● **Directions for this task**: Write out the material exactly, without any of its pictures.

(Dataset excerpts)
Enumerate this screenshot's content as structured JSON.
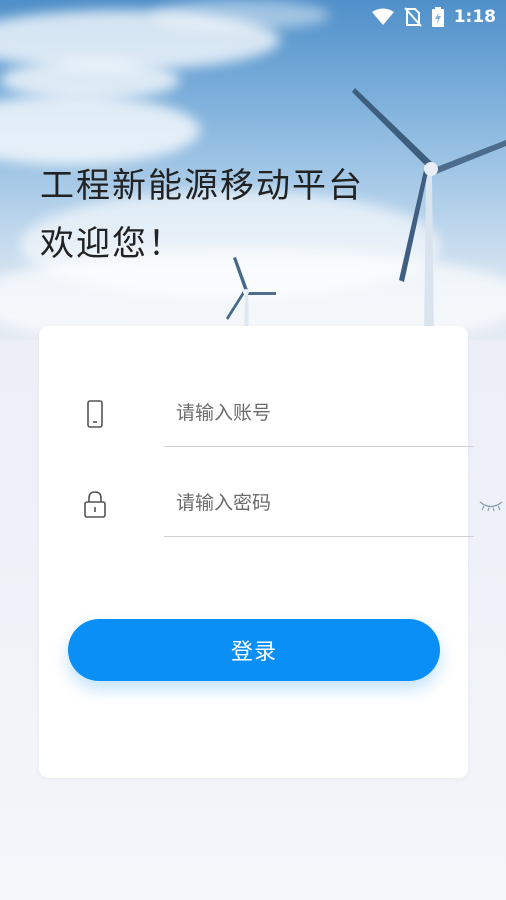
{
  "status_bar": {
    "time": "1:18",
    "icons": [
      "wifi-icon",
      "no-sim-icon",
      "battery-charging-icon"
    ]
  },
  "headline": {
    "title": "工程新能源移动平台",
    "welcome": "欢迎您！"
  },
  "login_form": {
    "account": {
      "icon": "phone-icon",
      "placeholder": "请输入账号",
      "value": ""
    },
    "password": {
      "icon": "lock-icon",
      "placeholder": "请输入密码",
      "value": "",
      "toggle_icon": "eye-closed-icon"
    },
    "submit_label": "登录"
  },
  "colors": {
    "accent": "#0a8ff7",
    "text_primary": "#222222",
    "input_line": "#cfcfcf",
    "background": "#eef1f7"
  }
}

● **Task solution**:
Enumerate this screenshot's content as structured JSON.
{
  "status_bar": {
    "time": "1:18",
    "icons": [
      "wifi-icon",
      "no-sim-icon",
      "battery-charging-icon"
    ]
  },
  "headline": {
    "title": "工程新能源移动平台",
    "welcome": "欢迎您！"
  },
  "login_form": {
    "account": {
      "icon": "phone-icon",
      "placeholder": "请输入账号",
      "value": ""
    },
    "password": {
      "icon": "lock-icon",
      "placeholder": "请输入密码",
      "value": "",
      "toggle_icon": "eye-closed-icon"
    },
    "submit_label": "登录"
  },
  "colors": {
    "accent": "#0a8ff7",
    "text_primary": "#222222",
    "input_line": "#cfcfcf",
    "background": "#eef1f7"
  }
}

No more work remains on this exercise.